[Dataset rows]
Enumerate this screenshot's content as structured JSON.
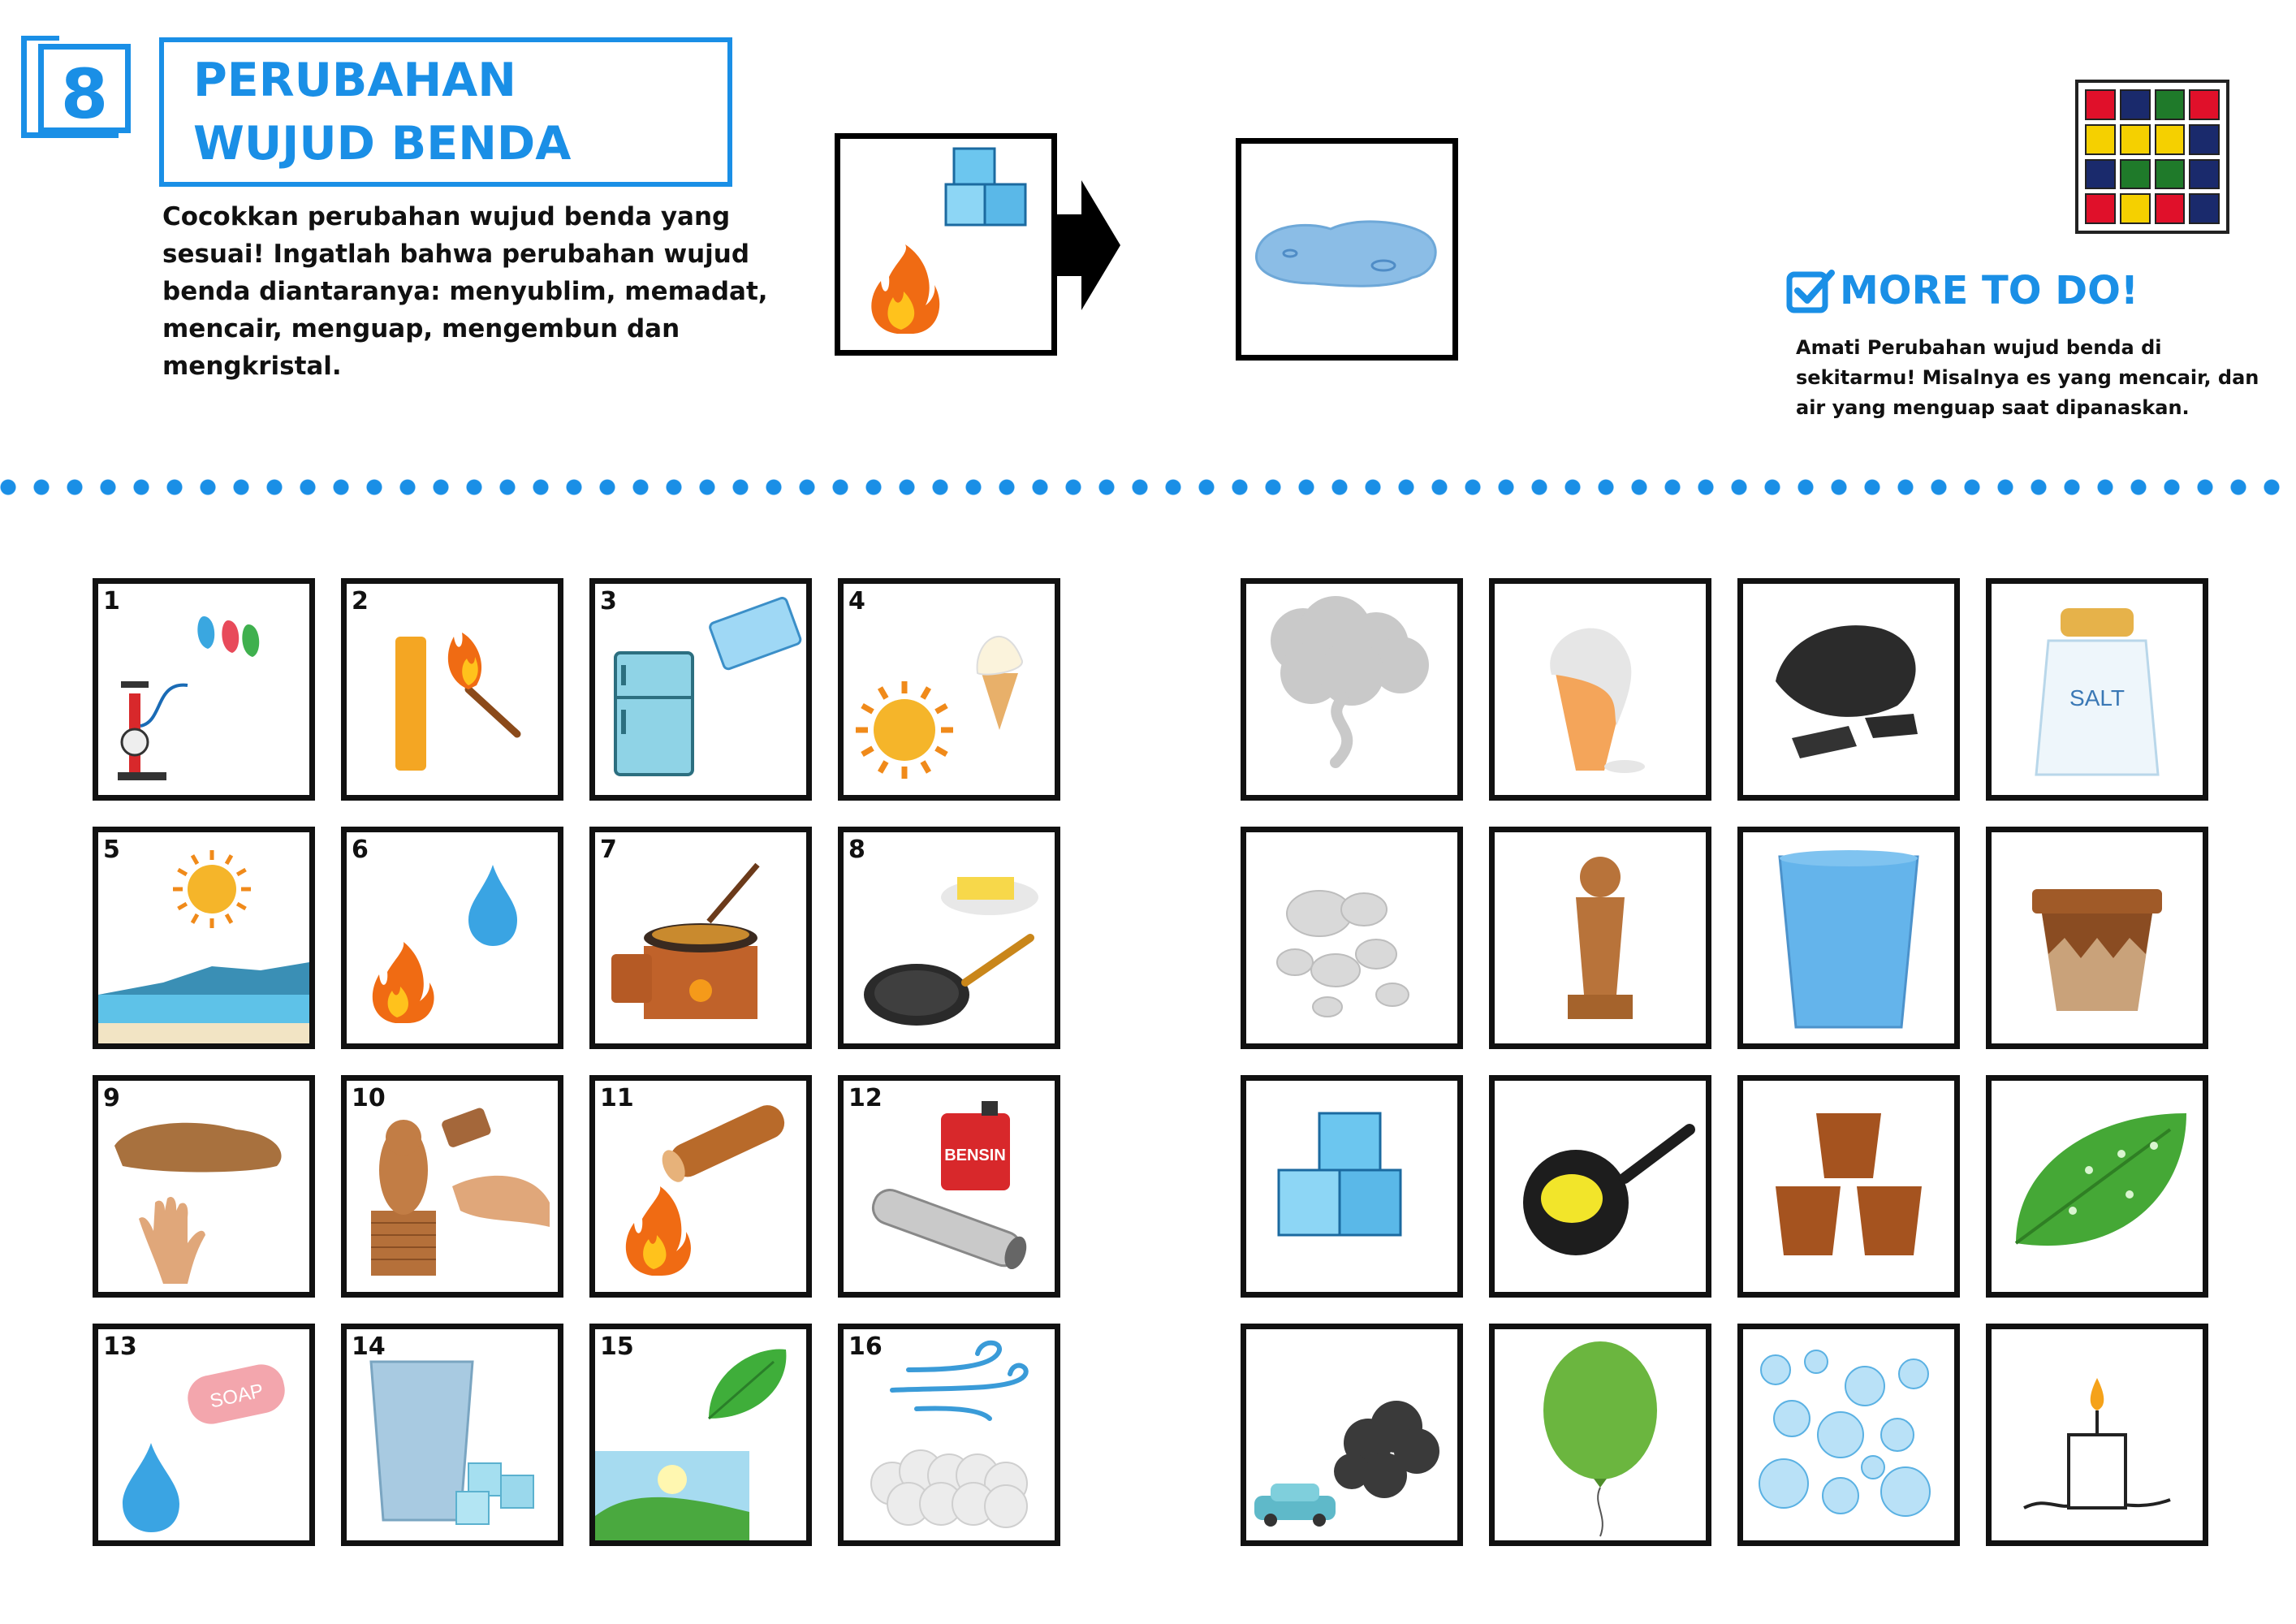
{
  "header": {
    "number": "8",
    "title": "PERUBAHAN WUJUD BENDA",
    "instruction": "Cocokkan perubahan wujud benda yang sesuai! Ingatlah bahwa perubahan wujud benda diantaranya: menyublim, memadat, mencair, menguap, mengembun dan mengkristal."
  },
  "more_to_do": {
    "title": "MORE TO DO!",
    "text": "Amati Perubahan wujud benda di sekitarmu! Misalnya es yang mencair, dan air yang menguap saat dipanaskan."
  },
  "left_cards": [
    {
      "num": "1",
      "icon": "pump-balloons-icon"
    },
    {
      "num": "2",
      "icon": "candle-match-icon"
    },
    {
      "num": "3",
      "icon": "fridge-icetray-icon"
    },
    {
      "num": "4",
      "icon": "sun-icecream-icon"
    },
    {
      "num": "5",
      "icon": "sun-sea-icon"
    },
    {
      "num": "6",
      "icon": "fire-water-drop-icon"
    },
    {
      "num": "7",
      "icon": "stove-wok-icon"
    },
    {
      "num": "8",
      "icon": "butter-pan-icon"
    },
    {
      "num": "9",
      "icon": "mud-hand-icon"
    },
    {
      "num": "10",
      "icon": "wood-carving-icon"
    },
    {
      "num": "11",
      "icon": "log-fire-icon"
    },
    {
      "num": "12",
      "icon": "fuel-exhaust-icon",
      "label": "BENSIN"
    },
    {
      "num": "13",
      "icon": "soap-water-icon",
      "label": "SOAP"
    },
    {
      "num": "14",
      "icon": "glass-sugar-icon"
    },
    {
      "num": "15",
      "icon": "leaf-sunrise-icon"
    },
    {
      "num": "16",
      "icon": "wind-mothballs-icon"
    }
  ],
  "right_cards": [
    {
      "icon": "smoke-icon"
    },
    {
      "icon": "melted-icecream-icon"
    },
    {
      "icon": "charcoal-icon"
    },
    {
      "icon": "salt-shaker-icon",
      "label": "SALT"
    },
    {
      "icon": "small-stones-icon"
    },
    {
      "icon": "wood-statue-icon"
    },
    {
      "icon": "water-glass-icon"
    },
    {
      "icon": "clay-pot-icon"
    },
    {
      "icon": "ice-cubes-icon"
    },
    {
      "icon": "melted-butter-pan-icon"
    },
    {
      "icon": "brown-sugar-icon"
    },
    {
      "icon": "dewy-leaf-icon"
    },
    {
      "icon": "car-exhaust-smoke-icon"
    },
    {
      "icon": "balloon-icon"
    },
    {
      "icon": "soap-bubbles-icon"
    },
    {
      "icon": "melted-candle-icon"
    }
  ],
  "colors": {
    "accent": "#1a8fe6",
    "logo": [
      "#e0102a",
      "#1a2a6c",
      "#1f7a2a",
      "#e0102a",
      "#f5d000",
      "#f5d000",
      "#f5d000",
      "#1a2a6c",
      "#1a2a6c",
      "#1f7a2a",
      "#1f7a2a",
      "#1a2a6c",
      "#e0102a",
      "#f5d000",
      "#e0102a",
      "#1a2a6c"
    ]
  }
}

• **Prompt**
Search the preceding listing for "smoke" and extract every line where it is found.

• **Completed exercise**
      "icon": "smoke-icon"
      "icon": "car-exhaust-smoke-icon"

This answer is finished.